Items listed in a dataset
-.-.-

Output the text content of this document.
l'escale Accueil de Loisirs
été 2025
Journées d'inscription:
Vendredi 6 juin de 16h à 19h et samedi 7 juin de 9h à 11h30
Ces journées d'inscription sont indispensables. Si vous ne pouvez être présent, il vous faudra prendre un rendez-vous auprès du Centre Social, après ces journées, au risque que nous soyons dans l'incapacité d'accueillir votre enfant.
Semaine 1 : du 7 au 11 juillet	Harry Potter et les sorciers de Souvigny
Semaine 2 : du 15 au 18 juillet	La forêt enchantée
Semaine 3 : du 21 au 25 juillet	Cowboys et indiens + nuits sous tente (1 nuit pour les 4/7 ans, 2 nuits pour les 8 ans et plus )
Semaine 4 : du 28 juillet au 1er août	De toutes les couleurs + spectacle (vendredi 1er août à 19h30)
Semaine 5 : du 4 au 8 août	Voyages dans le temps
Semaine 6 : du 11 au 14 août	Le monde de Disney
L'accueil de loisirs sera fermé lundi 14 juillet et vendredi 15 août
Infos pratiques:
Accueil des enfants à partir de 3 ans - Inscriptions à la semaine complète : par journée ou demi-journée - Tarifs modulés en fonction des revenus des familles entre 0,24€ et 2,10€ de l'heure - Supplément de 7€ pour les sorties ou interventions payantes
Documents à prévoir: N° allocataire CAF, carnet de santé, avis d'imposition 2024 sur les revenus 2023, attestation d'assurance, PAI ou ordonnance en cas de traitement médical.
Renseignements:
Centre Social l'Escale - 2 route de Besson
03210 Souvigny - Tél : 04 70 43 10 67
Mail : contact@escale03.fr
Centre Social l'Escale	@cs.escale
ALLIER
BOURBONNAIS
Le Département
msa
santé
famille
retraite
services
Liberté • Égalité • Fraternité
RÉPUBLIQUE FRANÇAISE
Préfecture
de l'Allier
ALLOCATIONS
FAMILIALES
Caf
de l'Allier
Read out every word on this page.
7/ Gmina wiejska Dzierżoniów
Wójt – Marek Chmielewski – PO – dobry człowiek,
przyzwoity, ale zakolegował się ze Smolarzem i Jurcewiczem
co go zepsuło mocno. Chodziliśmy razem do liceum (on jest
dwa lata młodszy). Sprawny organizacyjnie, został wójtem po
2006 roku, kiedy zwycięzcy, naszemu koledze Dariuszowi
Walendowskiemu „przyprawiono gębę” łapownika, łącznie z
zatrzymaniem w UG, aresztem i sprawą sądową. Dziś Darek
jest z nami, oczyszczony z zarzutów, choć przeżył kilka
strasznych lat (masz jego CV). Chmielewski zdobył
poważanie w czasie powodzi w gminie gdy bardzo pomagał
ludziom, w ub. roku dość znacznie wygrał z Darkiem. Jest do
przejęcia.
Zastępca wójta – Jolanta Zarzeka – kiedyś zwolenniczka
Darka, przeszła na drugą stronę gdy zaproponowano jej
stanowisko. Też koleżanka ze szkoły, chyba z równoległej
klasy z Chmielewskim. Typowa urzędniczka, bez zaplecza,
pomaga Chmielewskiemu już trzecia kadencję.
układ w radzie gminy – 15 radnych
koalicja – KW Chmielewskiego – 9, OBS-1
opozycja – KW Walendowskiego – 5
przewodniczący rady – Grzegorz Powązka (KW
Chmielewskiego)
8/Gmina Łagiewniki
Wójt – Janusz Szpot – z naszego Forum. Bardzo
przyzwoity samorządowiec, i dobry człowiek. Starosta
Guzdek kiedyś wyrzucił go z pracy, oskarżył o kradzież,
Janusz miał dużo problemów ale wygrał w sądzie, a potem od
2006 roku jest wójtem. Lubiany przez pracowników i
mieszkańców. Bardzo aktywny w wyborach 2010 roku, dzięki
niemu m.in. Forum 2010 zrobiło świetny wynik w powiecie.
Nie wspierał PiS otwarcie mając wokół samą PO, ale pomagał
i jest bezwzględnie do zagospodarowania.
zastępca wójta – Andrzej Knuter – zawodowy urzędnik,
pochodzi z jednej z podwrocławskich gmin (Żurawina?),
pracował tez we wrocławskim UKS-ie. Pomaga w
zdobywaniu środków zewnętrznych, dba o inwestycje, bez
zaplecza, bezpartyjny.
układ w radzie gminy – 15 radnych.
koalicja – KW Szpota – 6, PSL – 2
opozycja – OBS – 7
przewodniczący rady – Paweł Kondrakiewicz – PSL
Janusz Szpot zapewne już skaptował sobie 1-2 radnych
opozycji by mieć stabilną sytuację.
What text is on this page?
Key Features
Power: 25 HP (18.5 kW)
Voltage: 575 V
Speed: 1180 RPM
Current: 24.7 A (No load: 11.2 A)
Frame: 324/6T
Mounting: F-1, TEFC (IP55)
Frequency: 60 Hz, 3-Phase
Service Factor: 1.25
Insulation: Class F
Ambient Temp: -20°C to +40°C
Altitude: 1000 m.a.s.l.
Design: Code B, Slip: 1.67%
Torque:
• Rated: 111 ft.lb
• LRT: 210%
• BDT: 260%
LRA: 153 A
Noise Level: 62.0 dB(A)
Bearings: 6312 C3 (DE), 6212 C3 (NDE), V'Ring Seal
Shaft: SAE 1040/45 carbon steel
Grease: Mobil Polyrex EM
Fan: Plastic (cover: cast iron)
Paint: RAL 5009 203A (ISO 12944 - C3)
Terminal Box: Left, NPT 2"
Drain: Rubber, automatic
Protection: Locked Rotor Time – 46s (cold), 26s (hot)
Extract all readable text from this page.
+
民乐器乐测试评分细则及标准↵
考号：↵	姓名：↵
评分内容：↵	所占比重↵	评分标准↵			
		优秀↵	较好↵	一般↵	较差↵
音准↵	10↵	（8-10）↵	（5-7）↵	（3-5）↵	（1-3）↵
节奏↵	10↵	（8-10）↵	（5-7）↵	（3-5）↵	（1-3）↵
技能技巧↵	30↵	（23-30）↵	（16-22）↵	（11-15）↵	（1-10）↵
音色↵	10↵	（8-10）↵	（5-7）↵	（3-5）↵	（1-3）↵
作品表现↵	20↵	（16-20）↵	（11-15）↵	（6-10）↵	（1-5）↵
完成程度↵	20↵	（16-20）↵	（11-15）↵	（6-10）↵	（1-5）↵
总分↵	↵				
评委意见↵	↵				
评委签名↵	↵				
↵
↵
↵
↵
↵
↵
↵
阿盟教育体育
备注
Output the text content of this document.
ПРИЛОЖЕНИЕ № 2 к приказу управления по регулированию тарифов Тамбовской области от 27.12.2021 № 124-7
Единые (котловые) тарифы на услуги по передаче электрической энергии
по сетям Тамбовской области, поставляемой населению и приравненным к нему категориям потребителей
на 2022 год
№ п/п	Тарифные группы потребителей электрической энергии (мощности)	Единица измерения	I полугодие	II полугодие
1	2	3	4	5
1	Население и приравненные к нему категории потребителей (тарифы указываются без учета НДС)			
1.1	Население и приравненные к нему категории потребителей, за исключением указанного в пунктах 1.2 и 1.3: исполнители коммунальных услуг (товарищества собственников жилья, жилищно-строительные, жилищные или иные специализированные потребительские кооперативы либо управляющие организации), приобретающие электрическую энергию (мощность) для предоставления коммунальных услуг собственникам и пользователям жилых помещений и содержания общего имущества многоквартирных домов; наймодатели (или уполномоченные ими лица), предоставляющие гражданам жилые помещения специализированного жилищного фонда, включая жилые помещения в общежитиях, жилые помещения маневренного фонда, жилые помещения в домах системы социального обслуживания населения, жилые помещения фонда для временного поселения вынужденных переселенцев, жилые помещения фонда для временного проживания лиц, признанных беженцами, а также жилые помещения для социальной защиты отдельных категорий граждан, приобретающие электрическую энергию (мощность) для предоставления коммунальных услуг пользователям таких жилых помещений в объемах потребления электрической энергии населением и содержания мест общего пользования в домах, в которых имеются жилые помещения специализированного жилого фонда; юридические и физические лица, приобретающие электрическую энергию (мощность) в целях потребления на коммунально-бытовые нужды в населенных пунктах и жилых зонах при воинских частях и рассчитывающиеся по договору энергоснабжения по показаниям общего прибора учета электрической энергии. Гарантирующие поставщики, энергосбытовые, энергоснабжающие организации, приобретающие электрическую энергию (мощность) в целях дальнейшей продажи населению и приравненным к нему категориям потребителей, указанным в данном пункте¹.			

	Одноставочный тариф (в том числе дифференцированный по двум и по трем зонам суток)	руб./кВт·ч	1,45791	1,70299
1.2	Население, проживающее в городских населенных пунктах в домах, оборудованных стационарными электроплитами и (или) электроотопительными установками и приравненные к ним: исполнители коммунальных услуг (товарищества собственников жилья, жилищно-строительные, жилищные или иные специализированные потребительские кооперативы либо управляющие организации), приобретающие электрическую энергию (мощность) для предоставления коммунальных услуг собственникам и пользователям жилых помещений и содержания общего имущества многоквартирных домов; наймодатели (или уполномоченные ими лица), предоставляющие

-.-.-

▶ _Work to do_: Check each line of the entries above for the word "Centre". List the ones that have it.

▶ _Task answer_:
Ces journées d'inscription sont indispensables. Si vous ne pouvez être présent, il vous faudra prendre un rendez-vous auprès du Centre Social, après ces journées, au risque que nous soyons dans l'incapacité d'accueillir votre enfant.
Centre Social l'Escale - 2 route de Besson
Centre Social l'Escale	@cs.escale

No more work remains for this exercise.